▶ **DIRECTIVE**: From the listing below, pull each line that includes "name".

──────── SUPPLIED DATA ────────

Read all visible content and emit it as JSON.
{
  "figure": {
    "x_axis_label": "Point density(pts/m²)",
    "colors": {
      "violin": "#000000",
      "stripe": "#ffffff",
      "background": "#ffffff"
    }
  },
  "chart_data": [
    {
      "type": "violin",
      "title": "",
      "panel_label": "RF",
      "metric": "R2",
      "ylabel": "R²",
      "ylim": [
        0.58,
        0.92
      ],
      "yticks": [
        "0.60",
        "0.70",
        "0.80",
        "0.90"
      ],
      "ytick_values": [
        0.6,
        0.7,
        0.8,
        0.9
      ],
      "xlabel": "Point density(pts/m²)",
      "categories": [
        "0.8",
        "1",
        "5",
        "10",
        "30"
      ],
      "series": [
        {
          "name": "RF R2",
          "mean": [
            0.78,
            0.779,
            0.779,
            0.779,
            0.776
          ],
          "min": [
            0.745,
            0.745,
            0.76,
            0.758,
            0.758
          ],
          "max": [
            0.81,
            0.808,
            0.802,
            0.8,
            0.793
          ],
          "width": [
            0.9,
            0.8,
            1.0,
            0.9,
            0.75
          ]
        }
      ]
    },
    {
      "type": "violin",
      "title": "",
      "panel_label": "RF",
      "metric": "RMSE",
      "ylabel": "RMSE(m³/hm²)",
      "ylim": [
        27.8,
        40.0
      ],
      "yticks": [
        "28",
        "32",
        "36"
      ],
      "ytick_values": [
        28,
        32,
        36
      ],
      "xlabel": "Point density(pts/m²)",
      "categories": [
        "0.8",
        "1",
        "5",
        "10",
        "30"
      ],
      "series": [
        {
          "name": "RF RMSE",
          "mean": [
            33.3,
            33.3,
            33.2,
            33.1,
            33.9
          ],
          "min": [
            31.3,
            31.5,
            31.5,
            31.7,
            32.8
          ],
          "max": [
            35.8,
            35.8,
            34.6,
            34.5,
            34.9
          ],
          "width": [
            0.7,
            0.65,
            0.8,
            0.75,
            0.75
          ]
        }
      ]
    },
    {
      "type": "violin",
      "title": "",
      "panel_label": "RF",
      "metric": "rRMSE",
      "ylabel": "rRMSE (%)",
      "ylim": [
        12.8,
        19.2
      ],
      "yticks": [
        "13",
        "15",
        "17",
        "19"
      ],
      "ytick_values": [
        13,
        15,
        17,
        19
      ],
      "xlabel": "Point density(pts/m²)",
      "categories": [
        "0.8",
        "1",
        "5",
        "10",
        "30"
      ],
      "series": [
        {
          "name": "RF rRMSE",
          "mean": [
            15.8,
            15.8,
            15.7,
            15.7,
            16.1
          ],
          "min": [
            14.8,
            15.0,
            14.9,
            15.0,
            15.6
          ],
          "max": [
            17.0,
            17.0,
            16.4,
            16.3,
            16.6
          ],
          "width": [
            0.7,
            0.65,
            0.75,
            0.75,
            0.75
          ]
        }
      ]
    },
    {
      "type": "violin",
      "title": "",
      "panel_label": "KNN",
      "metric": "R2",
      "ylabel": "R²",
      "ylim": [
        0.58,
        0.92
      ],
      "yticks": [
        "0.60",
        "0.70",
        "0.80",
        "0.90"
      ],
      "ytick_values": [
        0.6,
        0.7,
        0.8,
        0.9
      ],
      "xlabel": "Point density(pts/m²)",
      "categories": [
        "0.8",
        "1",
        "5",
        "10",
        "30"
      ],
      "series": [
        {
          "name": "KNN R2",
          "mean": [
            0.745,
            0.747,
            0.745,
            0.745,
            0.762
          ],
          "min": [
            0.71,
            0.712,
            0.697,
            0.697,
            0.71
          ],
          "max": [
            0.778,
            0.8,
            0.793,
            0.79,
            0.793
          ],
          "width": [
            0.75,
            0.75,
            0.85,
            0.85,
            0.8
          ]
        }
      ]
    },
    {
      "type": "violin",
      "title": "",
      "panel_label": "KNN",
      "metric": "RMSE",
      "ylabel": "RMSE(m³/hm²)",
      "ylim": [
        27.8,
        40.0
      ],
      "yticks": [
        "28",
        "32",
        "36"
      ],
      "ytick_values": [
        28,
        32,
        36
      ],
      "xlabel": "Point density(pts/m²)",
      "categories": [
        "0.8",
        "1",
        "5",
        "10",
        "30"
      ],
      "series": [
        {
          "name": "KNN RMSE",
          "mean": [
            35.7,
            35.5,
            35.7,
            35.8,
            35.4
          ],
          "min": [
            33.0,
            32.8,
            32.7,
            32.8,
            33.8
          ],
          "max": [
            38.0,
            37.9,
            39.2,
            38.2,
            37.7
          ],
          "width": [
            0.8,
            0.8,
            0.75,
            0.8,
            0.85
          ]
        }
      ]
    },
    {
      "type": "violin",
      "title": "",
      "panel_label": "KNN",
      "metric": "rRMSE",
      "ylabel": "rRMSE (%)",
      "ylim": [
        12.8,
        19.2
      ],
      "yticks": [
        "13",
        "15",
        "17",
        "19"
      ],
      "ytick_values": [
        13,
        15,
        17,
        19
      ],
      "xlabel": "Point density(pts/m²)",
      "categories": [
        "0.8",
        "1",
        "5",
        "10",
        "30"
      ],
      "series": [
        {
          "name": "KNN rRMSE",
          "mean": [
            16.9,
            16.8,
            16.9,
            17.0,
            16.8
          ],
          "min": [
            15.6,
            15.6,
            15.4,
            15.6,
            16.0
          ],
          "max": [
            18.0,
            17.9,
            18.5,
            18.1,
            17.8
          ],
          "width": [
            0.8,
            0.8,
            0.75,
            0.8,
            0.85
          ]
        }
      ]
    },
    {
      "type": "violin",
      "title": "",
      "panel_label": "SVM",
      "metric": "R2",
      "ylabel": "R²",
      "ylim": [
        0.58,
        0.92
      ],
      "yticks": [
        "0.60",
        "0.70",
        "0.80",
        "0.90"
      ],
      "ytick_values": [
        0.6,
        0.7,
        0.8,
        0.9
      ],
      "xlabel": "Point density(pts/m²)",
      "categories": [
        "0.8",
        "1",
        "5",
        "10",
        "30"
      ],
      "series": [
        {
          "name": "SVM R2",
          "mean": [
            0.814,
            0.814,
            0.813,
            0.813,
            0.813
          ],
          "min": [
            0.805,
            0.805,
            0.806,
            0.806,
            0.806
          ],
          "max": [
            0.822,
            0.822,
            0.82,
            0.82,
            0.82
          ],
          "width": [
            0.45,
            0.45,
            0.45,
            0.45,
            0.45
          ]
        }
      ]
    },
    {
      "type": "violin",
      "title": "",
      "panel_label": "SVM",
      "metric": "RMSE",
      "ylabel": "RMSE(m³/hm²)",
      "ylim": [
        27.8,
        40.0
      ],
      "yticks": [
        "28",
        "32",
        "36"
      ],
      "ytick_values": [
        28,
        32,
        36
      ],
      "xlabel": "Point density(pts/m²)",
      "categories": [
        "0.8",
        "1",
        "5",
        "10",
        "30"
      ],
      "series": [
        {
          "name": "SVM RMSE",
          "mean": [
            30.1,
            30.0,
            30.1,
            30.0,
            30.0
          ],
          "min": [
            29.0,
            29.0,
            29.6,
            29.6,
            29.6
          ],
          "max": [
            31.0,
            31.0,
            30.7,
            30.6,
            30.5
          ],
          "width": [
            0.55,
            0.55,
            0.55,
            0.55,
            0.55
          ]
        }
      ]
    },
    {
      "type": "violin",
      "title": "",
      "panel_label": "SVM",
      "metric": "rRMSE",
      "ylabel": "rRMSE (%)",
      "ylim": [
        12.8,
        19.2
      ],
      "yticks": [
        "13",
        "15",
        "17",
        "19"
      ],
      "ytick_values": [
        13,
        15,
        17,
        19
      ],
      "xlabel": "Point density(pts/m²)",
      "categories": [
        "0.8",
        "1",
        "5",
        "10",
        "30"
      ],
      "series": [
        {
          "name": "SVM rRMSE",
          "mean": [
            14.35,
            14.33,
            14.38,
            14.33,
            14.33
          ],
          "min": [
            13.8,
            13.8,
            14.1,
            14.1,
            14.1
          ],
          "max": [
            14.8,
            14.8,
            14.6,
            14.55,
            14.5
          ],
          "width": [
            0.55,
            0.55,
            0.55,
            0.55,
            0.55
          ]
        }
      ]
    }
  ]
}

────────

▶ **TASK RESPONSE**:
          "name": "RF R2",
          "name": "RF RMSE",
          "name": "RF rRMSE",
          "name": "KNN R2",
          "name": "KNN RMSE",
          "name": "KNN rRMSE",
          "name": "SVM R2",
          "name": "SVM RMSE",
          "name": "SVM rRMSE",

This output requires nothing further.